• _Task instructions_
Extract the full listing below without altering a single character.

(Chart and figure data)
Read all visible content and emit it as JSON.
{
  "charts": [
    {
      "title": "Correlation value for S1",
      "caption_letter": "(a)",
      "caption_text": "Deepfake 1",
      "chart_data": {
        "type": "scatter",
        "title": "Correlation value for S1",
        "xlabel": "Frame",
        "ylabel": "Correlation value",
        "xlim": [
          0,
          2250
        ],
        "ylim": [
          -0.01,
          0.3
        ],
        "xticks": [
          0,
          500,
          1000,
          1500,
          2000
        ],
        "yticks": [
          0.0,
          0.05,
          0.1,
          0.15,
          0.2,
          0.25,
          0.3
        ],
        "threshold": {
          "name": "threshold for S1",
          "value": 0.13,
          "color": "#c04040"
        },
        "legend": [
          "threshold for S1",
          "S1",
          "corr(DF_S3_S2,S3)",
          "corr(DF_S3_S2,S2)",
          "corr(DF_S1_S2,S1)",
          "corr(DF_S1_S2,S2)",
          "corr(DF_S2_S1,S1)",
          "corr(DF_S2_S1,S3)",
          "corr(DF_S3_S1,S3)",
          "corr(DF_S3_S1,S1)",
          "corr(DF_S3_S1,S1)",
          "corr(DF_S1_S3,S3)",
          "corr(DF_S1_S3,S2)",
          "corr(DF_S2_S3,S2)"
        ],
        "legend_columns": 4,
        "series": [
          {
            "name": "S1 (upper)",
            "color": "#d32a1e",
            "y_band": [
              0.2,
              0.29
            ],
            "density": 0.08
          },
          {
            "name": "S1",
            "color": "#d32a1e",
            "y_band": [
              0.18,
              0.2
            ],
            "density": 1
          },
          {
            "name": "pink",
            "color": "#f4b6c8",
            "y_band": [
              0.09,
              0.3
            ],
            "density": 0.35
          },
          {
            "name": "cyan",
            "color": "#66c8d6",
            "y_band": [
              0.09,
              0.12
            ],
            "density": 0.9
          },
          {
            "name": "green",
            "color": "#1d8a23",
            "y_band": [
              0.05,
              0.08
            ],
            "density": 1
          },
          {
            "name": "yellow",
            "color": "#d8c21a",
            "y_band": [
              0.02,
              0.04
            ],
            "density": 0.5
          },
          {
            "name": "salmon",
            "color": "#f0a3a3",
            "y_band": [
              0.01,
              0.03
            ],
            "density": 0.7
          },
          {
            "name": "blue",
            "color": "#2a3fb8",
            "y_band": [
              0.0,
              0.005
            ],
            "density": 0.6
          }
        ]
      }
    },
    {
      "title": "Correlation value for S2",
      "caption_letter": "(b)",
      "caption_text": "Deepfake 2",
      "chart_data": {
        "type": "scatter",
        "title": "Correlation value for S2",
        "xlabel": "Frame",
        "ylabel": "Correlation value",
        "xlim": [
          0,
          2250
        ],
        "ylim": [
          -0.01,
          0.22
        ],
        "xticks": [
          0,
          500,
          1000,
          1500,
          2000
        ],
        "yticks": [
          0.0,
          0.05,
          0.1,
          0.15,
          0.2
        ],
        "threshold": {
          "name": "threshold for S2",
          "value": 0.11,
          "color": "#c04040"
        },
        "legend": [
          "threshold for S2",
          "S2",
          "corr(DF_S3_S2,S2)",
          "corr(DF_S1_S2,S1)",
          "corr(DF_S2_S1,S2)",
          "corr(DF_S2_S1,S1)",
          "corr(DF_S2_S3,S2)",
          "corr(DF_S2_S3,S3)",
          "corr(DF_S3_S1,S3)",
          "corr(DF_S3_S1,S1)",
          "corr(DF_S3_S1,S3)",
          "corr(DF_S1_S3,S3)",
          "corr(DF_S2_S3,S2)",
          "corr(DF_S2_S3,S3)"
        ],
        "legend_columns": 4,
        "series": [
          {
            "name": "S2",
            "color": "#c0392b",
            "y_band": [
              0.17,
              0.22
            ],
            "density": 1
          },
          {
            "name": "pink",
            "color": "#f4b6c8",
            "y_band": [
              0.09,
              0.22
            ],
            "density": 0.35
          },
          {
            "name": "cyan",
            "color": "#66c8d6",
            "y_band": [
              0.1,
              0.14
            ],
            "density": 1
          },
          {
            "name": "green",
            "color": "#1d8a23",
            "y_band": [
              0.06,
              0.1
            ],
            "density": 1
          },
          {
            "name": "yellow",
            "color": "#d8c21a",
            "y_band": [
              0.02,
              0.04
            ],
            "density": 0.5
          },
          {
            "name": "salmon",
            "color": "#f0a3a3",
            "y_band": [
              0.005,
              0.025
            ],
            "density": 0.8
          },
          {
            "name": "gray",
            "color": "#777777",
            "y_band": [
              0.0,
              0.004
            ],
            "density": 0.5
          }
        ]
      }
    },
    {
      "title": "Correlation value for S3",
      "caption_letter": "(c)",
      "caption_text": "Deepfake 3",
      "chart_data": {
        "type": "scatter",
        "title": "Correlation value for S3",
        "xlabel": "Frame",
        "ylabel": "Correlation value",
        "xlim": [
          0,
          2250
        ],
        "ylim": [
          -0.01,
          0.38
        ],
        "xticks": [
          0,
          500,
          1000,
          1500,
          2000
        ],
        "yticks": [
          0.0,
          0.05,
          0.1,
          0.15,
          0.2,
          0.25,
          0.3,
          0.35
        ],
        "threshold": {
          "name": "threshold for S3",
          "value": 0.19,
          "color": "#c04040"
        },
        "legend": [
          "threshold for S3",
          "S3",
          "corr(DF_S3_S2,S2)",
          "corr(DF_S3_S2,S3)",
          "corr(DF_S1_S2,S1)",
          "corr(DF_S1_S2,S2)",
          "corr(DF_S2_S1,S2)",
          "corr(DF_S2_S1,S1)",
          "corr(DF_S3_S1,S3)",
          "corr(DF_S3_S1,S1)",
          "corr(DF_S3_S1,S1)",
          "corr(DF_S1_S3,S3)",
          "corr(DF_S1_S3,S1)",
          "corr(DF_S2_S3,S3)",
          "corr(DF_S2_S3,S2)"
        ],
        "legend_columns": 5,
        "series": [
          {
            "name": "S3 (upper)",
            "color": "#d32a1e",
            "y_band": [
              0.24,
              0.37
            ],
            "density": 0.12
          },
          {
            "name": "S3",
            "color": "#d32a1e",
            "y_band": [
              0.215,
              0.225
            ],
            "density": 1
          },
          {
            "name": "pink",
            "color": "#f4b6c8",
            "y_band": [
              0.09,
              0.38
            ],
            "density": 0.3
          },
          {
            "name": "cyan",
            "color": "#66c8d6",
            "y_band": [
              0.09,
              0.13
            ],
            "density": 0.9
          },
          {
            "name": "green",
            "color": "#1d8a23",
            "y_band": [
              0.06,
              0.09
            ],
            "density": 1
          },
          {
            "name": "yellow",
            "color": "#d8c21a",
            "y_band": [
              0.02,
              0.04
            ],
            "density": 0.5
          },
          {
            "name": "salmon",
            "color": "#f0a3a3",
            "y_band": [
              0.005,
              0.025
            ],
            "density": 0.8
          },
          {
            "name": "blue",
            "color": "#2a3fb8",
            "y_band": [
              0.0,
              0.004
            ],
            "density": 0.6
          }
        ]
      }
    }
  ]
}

• _Task response_
Read all visible content and emit it as JSON.
{
  "charts": [
    {
      "title": "Correlation value for S1",
      "caption_letter": "(a)",
      "caption_text": "Deepfake 1",
      "chart_data": {
        "type": "scatter",
        "title": "Correlation value for S1",
        "xlabel": "Frame",
        "ylabel": "Correlation value",
        "xlim": [
          0,
          2250
        ],
        "ylim": [
          -0.01,
          0.3
        ],
        "xticks": [
          0,
          500,
          1000,
          1500,
          2000
        ],
        "yticks": [
          0.0,
          0.05,
          0.1,
          0.15,
          0.2,
          0.25,
          0.3
        ],
        "threshold": {
          "name": "threshold for S1",
          "value": 0.13,
          "color": "#c04040"
        },
        "legend": [
          "threshold for S1",
          "S1",
          "corr(DF_S3_S2,S3)",
          "corr(DF_S3_S2,S2)",
          "corr(DF_S1_S2,S1)",
          "corr(DF_S1_S2,S2)",
          "corr(DF_S2_S1,S1)",
          "corr(DF_S2_S1,S3)",
          "corr(DF_S3_S1,S3)",
          "corr(DF_S3_S1,S1)",
          "corr(DF_S3_S1,S1)",
          "corr(DF_S1_S3,S3)",
          "corr(DF_S1_S3,S2)",
          "corr(DF_S2_S3,S2)"
        ],
        "legend_columns": 4,
        "series": [
          {
            "name": "S1 (upper)",
            "color": "#d32a1e",
            "y_band": [
              0.2,
              0.29
            ],
            "density": 0.08
          },
          {
            "name": "S1",
            "color": "#d32a1e",
            "y_band": [
              0.18,
              0.2
            ],
            "density": 1
          },
          {
            "name": "pink",
            "color": "#f4b6c8",
            "y_band": [
              0.09,
              0.3
            ],
            "density": 0.35
          },
          {
            "name": "cyan",
            "color": "#66c8d6",
            "y_band": [
              0.09,
              0.12
            ],
            "density": 0.9
          },
          {
            "name": "green",
            "color": "#1d8a23",
            "y_band": [
              0.05,
              0.08
            ],
            "density": 1
          },
          {
            "name": "yellow",
            "color": "#d8c21a",
            "y_band": [
              0.02,
              0.04
            ],
            "density": 0.5
          },
          {
            "name": "salmon",
            "color": "#f0a3a3",
            "y_band": [
              0.01,
              0.03
            ],
            "density": 0.7
          },
          {
            "name": "blue",
            "color": "#2a3fb8",
            "y_band": [
              0.0,
              0.005
            ],
            "density": 0.6
          }
        ]
      }
    },
    {
      "title": "Correlation value for S2",
      "caption_letter": "(b)",
      "caption_text": "Deepfake 2",
      "chart_data": {
        "type": "scatter",
        "title": "Correlation value for S2",
        "xlabel": "Frame",
        "ylabel": "Correlation value",
        "xlim": [
          0,
          2250
        ],
        "ylim": [
          -0.01,
          0.22
        ],
        "xticks": [
          0,
          500,
          1000,
          1500,
          2000
        ],
        "yticks": [
          0.0,
          0.05,
          0.1,
          0.15,
          0.2
        ],
        "threshold": {
          "name": "threshold for S2",
          "value": 0.11,
          "color": "#c04040"
        },
        "legend": [
          "threshold for S2",
          "S2",
          "corr(DF_S3_S2,S2)",
          "corr(DF_S1_S2,S1)",
          "corr(DF_S2_S1,S2)",
          "corr(DF_S2_S1,S1)",
          "corr(DF_S2_S3,S2)",
          "corr(DF_S2_S3,S3)",
          "corr(DF_S3_S1,S3)",
          "corr(DF_S3_S1,S1)",
          "corr(DF_S3_S1,S3)",
          "corr(DF_S1_S3,S3)",
          "corr(DF_S2_S3,S2)",
          "corr(DF_S2_S3,S3)"
        ],
        "legend_columns": 4,
        "series": [
          {
            "name": "S2",
            "color": "#c0392b",
            "y_band": [
              0.17,
              0.22
            ],
            "density": 1
          },
          {
            "name": "pink",
            "color": "#f4b6c8",
            "y_band": [
              0.09,
              0.22
            ],
            "density": 0.35
          },
          {
            "name": "cyan",
            "color": "#66c8d6",
            "y_band": [
              0.1,
              0.14
            ],
            "density": 1
          },
          {
            "name": "green",
            "color": "#1d8a23",
            "y_band": [
              0.06,
              0.1
            ],
            "density": 1
          },
          {
            "name": "yellow",
            "color": "#d8c21a",
            "y_band": [
              0.02,
              0.04
            ],
            "density": 0.5
          },
          {
            "name": "salmon",
            "color": "#f0a3a3",
            "y_band": [
              0.005,
              0.025
            ],
            "density": 0.8
          },
          {
            "name": "gray",
            "color": "#777777",
            "y_band": [
              0.0,
              0.004
            ],
            "density": 0.5
          }
        ]
      }
    },
    {
      "title": "Correlation value for S3",
      "caption_letter": "(c)",
      "caption_text": "Deepfake 3",
      "chart_data": {
        "type": "scatter",
        "title": "Correlation value for S3",
        "xlabel": "Frame",
        "ylabel": "Correlation value",
        "xlim": [
          0,
          2250
        ],
        "ylim": [
          -0.01,
          0.38
        ],
        "xticks": [
          0,
          500,
          1000,
          1500,
          2000
        ],
        "yticks": [
          0.0,
          0.05,
          0.1,
          0.15,
          0.2,
          0.25,
          0.3,
          0.35
        ],
        "threshold": {
          "name": "threshold for S3",
          "value": 0.19,
          "color": "#c04040"
        },
        "legend": [
          "threshold for S3",
          "S3",
          "corr(DF_S3_S2,S2)",
          "corr(DF_S3_S2,S3)",
          "corr(DF_S1_S2,S1)",
          "corr(DF_S1_S2,S2)",
          "corr(DF_S2_S1,S2)",
          "corr(DF_S2_S1,S1)",
          "corr(DF_S3_S1,S3)",
          "corr(DF_S3_S1,S1)",
          "corr(DF_S3_S1,S1)",
          "corr(DF_S1_S3,S3)",
          "corr(DF_S1_S3,S1)",
          "corr(DF_S2_S3,S3)",
          "corr(DF_S2_S3,S2)"
        ],
        "legend_columns": 5,
        "series": [
          {
            "name": "S3 (upper)",
            "color": "#d32a1e",
            "y_band": [
              0.24,
              0.37
            ],
            "density": 0.12
          },
          {
            "name": "S3",
            "color": "#d32a1e",
            "y_band": [
              0.215,
              0.225
            ],
            "density": 1
          },
          {
            "name": "pink",
            "color": "#f4b6c8",
            "y_band": [
              0.09,
              0.38
            ],
            "density": 0.3
          },
          {
            "name": "cyan",
            "color": "#66c8d6",
            "y_band": [
              0.09,
              0.13
            ],
            "density": 0.9
          },
          {
            "name": "green",
            "color": "#1d8a23",
            "y_band": [
              0.06,
              0.09
            ],
            "density": 1
          },
          {
            "name": "yellow",
            "color": "#d8c21a",
            "y_band": [
              0.02,
              0.04
            ],
            "density": 0.5
          },
          {
            "name": "salmon",
            "color": "#f0a3a3",
            "y_band": [
              0.005,
              0.025
            ],
            "density": 0.8
          },
          {
            "name": "blue",
            "color": "#2a3fb8",
            "y_band": [
              0.0,
              0.004
            ],
            "density": 0.6
          }
        ]
      }
    }
  ]
}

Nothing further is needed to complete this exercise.